* _Task objective_
Compute how many lines in the entries below contain "Enrolled", and output nothing but the number.
## start
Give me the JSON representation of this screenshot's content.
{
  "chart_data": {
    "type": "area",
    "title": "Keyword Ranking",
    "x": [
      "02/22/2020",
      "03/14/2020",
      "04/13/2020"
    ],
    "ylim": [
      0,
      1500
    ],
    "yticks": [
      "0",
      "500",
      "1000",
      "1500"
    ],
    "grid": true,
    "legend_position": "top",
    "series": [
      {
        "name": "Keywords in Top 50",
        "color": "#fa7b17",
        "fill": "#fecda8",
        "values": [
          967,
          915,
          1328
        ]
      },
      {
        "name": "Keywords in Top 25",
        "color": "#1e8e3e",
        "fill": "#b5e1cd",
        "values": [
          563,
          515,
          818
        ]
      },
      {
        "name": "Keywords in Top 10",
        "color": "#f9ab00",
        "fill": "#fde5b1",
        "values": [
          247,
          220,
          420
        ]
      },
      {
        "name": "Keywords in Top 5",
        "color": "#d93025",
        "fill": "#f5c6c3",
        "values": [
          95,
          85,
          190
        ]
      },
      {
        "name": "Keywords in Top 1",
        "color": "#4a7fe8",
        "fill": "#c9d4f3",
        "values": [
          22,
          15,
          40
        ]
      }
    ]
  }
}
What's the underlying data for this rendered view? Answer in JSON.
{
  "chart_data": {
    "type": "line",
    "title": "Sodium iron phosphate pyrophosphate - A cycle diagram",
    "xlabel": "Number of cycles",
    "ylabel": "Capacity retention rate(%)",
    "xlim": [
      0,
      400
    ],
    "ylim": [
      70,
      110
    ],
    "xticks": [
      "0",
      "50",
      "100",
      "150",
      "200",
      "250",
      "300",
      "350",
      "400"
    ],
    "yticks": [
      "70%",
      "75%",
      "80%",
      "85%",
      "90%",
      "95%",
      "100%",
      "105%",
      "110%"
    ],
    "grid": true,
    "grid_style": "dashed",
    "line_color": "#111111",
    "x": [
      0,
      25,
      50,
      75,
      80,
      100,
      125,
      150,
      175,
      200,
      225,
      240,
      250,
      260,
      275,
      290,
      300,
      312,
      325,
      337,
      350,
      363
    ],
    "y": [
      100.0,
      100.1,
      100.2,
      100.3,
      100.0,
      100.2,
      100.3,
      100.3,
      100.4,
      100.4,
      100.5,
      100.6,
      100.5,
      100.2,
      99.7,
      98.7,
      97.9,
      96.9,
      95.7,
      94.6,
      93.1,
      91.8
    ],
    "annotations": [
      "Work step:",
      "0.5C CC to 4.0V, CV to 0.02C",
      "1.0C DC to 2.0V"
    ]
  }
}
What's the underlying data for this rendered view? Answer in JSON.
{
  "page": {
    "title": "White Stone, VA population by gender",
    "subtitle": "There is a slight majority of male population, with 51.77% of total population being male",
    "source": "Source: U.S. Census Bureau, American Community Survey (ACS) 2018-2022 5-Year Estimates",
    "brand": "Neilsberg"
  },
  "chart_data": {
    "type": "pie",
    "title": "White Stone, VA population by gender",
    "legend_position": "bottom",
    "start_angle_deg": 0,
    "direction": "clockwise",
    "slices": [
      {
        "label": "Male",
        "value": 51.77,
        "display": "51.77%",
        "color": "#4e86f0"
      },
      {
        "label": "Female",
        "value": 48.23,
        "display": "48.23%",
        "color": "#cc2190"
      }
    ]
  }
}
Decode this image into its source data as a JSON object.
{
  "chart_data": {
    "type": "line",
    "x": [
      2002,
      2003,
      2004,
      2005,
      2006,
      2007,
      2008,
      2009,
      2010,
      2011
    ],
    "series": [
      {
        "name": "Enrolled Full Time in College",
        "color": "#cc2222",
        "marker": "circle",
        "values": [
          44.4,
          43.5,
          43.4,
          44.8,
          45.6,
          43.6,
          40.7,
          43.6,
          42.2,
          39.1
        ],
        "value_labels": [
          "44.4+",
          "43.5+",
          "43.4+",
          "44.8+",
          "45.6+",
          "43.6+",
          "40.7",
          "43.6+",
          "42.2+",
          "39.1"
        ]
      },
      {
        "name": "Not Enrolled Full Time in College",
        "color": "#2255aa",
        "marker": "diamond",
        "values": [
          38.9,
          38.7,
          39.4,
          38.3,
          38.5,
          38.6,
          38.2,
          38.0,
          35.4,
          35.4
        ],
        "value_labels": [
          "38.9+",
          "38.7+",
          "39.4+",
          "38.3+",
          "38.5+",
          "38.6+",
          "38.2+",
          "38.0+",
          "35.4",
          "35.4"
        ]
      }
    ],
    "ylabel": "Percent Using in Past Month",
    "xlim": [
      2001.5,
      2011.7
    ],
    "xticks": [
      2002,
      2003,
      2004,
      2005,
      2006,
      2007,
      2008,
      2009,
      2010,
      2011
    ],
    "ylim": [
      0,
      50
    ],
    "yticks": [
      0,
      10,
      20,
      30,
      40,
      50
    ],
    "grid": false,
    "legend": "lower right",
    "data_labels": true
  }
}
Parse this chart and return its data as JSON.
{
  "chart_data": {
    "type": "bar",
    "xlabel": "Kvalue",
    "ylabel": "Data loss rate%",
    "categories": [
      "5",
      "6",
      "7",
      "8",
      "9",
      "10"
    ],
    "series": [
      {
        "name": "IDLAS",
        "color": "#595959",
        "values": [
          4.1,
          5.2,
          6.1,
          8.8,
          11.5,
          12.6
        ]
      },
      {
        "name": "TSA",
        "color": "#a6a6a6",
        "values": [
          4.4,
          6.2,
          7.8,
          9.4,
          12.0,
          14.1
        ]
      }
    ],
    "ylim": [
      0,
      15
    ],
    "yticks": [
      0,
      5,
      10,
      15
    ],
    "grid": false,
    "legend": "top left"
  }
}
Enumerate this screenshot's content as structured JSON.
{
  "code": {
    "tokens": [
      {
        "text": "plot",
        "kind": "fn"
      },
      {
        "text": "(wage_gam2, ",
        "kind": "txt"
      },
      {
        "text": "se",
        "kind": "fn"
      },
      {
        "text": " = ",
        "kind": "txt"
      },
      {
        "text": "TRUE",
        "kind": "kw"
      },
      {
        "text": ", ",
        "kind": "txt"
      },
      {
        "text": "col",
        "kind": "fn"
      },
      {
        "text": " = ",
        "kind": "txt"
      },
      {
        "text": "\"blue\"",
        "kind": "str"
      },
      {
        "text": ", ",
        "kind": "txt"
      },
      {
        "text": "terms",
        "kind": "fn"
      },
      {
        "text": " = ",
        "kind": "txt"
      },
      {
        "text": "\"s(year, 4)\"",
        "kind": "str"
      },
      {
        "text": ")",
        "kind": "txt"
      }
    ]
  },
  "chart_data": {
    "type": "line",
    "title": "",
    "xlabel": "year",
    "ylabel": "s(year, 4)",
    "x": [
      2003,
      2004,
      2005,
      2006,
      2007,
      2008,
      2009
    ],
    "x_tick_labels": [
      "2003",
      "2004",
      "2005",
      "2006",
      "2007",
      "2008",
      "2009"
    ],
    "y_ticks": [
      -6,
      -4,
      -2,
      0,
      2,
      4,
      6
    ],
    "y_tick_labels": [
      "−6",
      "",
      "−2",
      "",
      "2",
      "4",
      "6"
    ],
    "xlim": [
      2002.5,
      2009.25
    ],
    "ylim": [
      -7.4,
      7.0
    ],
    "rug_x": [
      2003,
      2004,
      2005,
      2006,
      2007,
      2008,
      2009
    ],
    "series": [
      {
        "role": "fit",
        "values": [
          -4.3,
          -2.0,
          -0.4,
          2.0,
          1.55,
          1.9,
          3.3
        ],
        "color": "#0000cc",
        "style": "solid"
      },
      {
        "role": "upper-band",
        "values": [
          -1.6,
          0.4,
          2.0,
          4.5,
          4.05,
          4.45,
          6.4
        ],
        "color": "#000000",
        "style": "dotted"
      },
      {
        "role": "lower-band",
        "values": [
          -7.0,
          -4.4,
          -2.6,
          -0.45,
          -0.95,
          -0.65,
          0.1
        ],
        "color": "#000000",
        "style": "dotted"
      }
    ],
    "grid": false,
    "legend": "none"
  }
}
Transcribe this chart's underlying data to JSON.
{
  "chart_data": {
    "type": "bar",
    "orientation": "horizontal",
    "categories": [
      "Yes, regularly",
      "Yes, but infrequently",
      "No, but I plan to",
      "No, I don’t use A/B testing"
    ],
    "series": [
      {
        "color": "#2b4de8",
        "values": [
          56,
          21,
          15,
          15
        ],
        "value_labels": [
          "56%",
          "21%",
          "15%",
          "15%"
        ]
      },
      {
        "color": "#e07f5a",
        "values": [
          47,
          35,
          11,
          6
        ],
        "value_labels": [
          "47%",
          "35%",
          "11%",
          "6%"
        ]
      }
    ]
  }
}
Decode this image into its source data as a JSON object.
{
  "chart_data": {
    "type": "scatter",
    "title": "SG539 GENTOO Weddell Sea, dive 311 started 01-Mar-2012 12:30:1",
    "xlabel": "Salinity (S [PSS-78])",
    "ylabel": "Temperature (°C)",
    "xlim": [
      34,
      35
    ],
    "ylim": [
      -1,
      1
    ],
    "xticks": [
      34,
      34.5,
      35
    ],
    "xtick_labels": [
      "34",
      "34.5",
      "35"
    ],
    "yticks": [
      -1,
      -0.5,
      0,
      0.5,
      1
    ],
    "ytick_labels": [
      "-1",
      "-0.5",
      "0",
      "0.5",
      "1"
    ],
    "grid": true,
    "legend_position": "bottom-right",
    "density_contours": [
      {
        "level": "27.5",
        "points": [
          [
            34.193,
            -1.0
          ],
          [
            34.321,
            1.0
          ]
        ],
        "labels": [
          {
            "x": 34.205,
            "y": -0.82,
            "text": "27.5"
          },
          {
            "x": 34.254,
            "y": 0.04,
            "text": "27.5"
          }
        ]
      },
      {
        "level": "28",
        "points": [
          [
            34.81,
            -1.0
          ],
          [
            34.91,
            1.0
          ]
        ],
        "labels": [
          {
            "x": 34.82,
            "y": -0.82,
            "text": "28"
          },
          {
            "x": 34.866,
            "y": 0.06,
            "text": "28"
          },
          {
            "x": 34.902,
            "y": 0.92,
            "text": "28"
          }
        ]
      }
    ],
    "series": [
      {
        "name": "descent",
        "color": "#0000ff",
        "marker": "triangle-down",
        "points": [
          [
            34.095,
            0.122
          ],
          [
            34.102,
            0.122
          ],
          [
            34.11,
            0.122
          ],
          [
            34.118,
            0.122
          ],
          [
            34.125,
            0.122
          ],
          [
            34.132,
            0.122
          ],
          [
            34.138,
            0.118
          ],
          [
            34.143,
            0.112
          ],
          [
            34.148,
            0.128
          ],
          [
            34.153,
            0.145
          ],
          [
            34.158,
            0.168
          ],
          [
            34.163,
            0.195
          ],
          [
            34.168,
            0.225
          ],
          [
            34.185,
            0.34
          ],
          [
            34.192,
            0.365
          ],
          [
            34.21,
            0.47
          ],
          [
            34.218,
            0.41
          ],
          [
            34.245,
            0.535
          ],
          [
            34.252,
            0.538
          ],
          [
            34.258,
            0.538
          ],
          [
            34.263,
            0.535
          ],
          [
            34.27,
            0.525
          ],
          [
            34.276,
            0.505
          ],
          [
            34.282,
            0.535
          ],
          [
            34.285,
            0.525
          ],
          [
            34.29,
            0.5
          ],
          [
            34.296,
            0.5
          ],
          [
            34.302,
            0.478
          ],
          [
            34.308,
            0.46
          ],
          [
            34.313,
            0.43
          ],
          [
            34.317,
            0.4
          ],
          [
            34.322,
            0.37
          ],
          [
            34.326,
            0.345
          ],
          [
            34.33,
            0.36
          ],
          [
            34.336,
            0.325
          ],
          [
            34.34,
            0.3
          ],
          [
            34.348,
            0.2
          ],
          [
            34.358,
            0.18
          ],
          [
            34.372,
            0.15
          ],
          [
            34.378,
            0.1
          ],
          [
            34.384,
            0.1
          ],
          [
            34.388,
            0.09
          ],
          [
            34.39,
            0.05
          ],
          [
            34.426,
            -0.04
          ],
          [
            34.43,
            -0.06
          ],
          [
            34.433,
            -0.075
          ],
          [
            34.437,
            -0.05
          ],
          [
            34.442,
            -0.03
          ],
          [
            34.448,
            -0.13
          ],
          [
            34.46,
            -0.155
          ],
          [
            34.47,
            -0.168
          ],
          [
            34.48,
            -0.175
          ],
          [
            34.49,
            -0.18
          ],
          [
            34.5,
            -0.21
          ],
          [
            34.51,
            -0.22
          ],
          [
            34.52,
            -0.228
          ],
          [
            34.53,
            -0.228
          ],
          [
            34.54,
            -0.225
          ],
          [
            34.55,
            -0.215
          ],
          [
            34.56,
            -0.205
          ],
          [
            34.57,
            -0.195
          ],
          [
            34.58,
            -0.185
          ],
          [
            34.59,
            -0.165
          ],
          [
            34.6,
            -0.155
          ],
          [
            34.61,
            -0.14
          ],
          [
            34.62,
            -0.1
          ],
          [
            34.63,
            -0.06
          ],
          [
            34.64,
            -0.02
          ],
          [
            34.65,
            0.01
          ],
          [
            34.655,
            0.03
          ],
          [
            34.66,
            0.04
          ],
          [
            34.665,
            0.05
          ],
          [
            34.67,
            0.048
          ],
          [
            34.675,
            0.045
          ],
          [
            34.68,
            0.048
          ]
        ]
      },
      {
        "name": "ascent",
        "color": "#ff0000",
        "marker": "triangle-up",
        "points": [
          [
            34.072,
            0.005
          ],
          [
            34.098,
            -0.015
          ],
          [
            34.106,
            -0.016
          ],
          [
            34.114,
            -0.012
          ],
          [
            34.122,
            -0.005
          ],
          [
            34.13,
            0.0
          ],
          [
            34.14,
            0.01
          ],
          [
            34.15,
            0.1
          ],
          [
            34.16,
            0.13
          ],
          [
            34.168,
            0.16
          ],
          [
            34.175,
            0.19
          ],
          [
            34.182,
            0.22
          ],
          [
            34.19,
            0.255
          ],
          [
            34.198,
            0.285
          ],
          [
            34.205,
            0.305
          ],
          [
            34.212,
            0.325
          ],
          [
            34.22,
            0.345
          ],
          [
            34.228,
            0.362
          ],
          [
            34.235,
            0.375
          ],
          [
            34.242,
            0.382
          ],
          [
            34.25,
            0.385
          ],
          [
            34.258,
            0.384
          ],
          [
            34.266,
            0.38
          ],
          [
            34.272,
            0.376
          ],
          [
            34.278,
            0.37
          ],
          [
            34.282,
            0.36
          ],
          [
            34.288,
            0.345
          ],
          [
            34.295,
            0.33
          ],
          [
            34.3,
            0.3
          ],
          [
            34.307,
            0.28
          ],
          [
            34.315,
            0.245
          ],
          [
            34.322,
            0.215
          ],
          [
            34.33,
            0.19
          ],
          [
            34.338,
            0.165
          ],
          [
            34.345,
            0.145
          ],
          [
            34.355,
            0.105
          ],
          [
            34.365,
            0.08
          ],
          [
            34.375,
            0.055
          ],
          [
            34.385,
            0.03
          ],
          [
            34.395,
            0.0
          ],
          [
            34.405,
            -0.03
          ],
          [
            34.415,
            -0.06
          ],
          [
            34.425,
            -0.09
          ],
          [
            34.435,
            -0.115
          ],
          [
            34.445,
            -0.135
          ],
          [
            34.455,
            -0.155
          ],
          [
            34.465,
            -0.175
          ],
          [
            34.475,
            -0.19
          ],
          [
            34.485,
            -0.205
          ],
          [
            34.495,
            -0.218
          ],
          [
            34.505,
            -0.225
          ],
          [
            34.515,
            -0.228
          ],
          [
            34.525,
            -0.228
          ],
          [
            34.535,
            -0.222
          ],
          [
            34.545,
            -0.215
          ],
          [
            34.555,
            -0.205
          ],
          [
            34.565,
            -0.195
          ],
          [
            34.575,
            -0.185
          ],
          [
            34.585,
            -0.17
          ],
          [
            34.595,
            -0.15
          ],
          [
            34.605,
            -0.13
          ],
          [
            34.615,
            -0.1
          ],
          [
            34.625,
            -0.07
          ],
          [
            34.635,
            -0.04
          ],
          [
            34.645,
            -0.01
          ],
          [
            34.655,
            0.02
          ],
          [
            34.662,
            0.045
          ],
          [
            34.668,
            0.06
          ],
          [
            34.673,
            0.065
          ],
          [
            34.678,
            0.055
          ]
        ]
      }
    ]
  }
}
## end
* _Result of this task_
2